Dataset entries

[START]

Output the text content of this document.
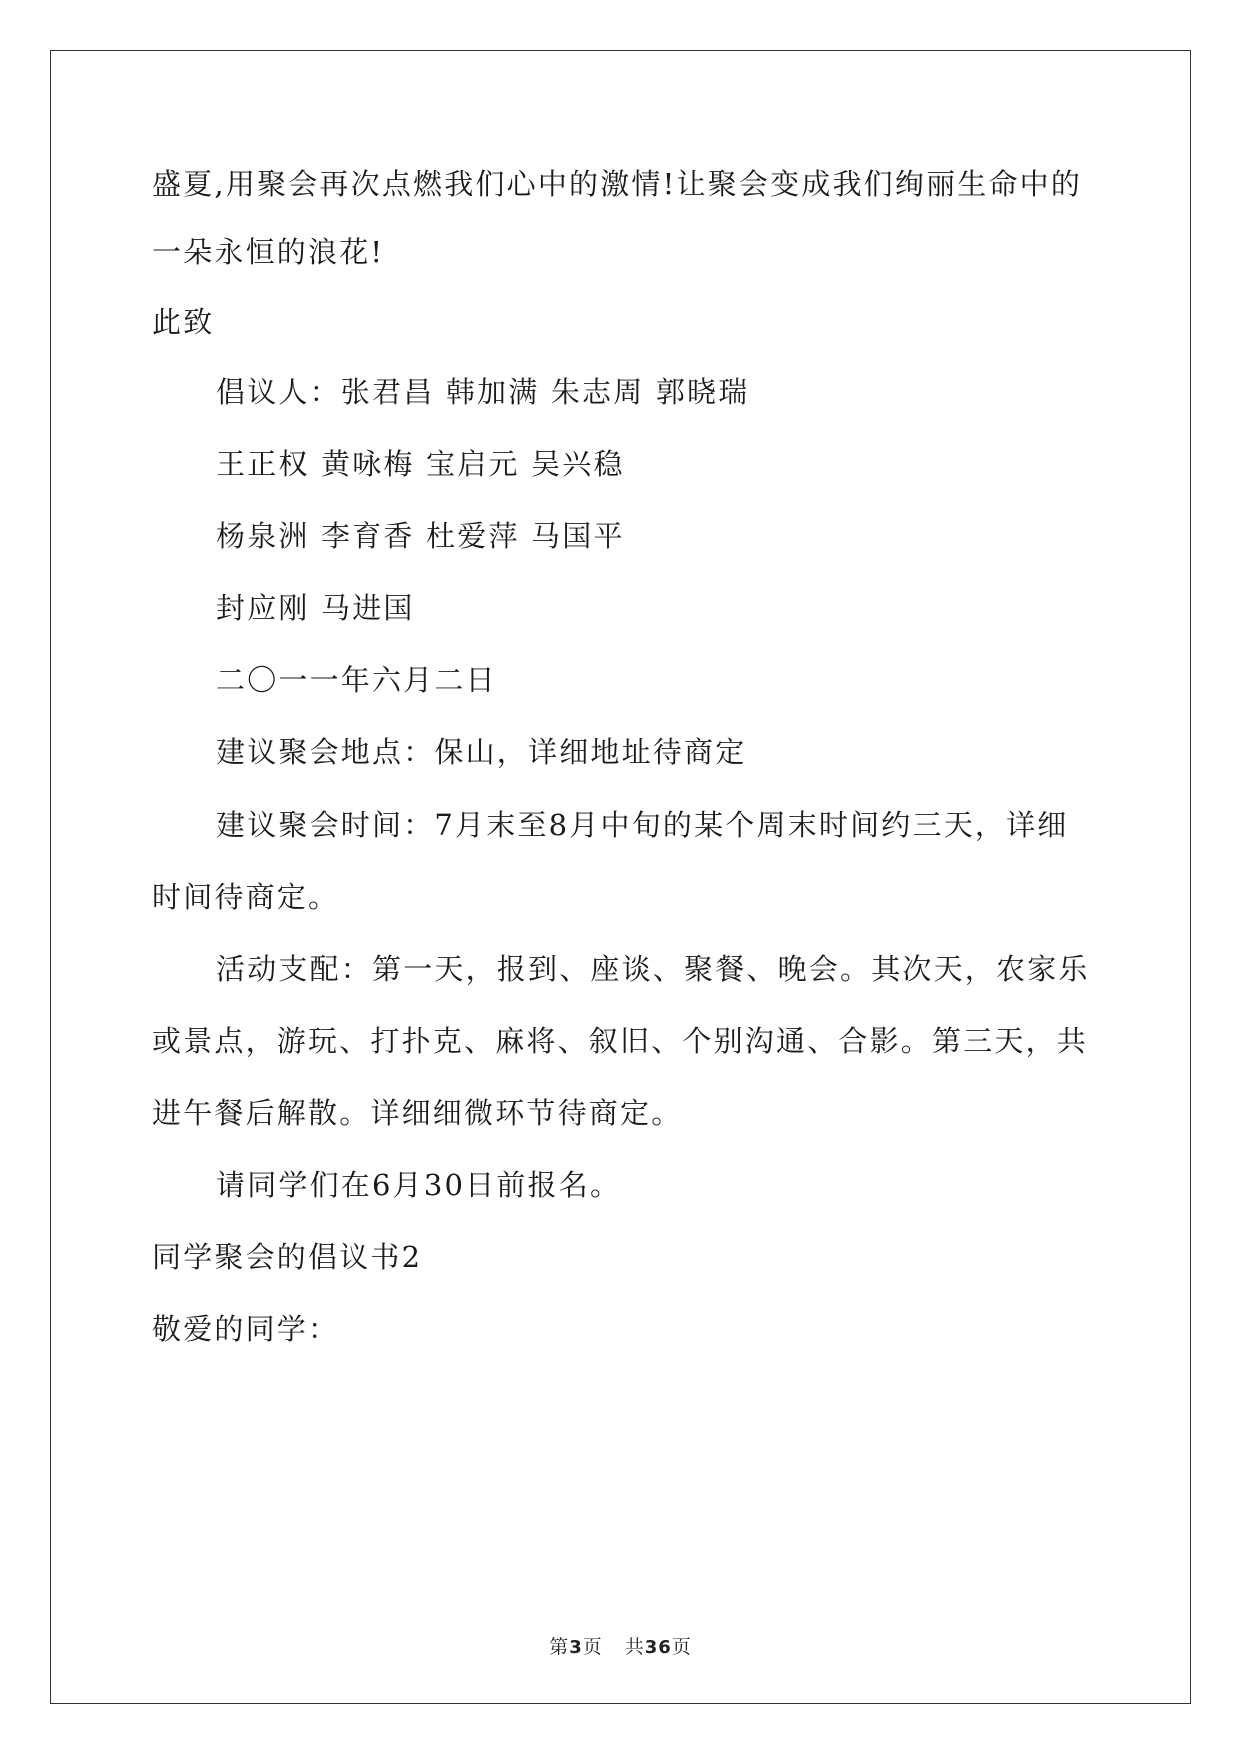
盛夏,用聚会再次点燃我们心中的激情!让聚会变成我们绚丽生命中的
一朵永恒的浪花!
此致
倡议人：张君昌 韩加满 朱志周 郭晓瑞
王正权 黄咏梅 宝启元 吴兴稳
杨泉洲 李育香 杜爱萍 马国平
封应刚 马进国
二〇一一年六月二日
建议聚会地点：保山，详细地址待商定
建议聚会时间：7月末至8月中旬的某个周末时间约三天，详细
时间待商定。
活动支配：第一天，报到、座谈、聚餐、晚会。其次天，农家乐
或景点，游玩、打扑克、麻将、叙旧、个别沟通、合影。第三天，共
进午餐后解散。详细细微环节待商定。
请同学们在6月30日前报名。
同学聚会的倡议书2
敬爱的同学：
第3页 共36页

[END]

- Exercise requirements -
Repeat the entries exactly. Pictures are excluded from the copy.

- Full response -
Output the text content of this document.
盛夏,用聚会再次点燃我们心中的激情!让聚会变成我们绚丽生命中的
一朵永恒的浪花!
此致
倡议人：张君昌 韩加满 朱志周 郭晓瑞
王正权 黄咏梅 宝启元 吴兴稳
杨泉洲 李育香 杜爱萍 马国平
封应刚 马进国
二〇一一年六月二日
建议聚会地点：保山，详细地址待商定
建议聚会时间：7月末至8月中旬的某个周末时间约三天，详细
时间待商定。
活动支配：第一天，报到、座谈、聚餐、晚会。其次天，农家乐
或景点，游玩、打扑克、麻将、叙旧、个别沟通、合影。第三天，共
进午餐后解散。详细细微环节待商定。
请同学们在6月30日前报名。
同学聚会的倡议书2
敬爱的同学：
第3页 共36页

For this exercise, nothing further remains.